Print all records exactly, leaving nothing out.
:::::
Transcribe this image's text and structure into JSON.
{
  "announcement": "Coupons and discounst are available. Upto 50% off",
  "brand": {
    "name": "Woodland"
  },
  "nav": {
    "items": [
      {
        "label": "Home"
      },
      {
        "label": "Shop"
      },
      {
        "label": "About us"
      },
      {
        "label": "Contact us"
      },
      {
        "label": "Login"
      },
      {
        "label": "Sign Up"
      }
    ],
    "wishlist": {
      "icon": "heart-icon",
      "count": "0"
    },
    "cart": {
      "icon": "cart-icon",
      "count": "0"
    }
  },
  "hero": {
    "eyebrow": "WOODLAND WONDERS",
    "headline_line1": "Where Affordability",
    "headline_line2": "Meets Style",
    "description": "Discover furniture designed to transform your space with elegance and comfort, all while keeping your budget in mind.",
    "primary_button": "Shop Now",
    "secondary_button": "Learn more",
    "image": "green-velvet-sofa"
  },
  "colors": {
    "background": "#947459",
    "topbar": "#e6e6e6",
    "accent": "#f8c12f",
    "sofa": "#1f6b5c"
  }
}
:::::
## Right answer
Transcribe this image's text and structure into JSON.
{
  "announcement": "Coupons and discounst are available. Upto 50% off",
  "brand": {
    "name": "Woodland"
  },
  "nav": {
    "items": [
      {
        "label": "Home"
      },
      {
        "label": "Shop"
      },
      {
        "label": "About us"
      },
      {
        "label": "Contact us"
      },
      {
        "label": "Login"
      },
      {
        "label": "Sign Up"
      }
    ],
    "wishlist": {
      "icon": "heart-icon",
      "count": "0"
    },
    "cart": {
      "icon": "cart-icon",
      "count": "0"
    }
  },
  "hero": {
    "eyebrow": "WOODLAND WONDERS",
    "headline_line1": "Where Affordability",
    "headline_line2": "Meets Style",
    "description": "Discover furniture designed to transform your space with elegance and comfort, all while keeping your budget in mind.",
    "primary_button": "Shop Now",
    "secondary_button": "Learn more",
    "image": "green-velvet-sofa"
  },
  "colors": {
    "background": "#947459",
    "topbar": "#e6e6e6",
    "accent": "#f8c12f",
    "sofa": "#1f6b5c"
  }
}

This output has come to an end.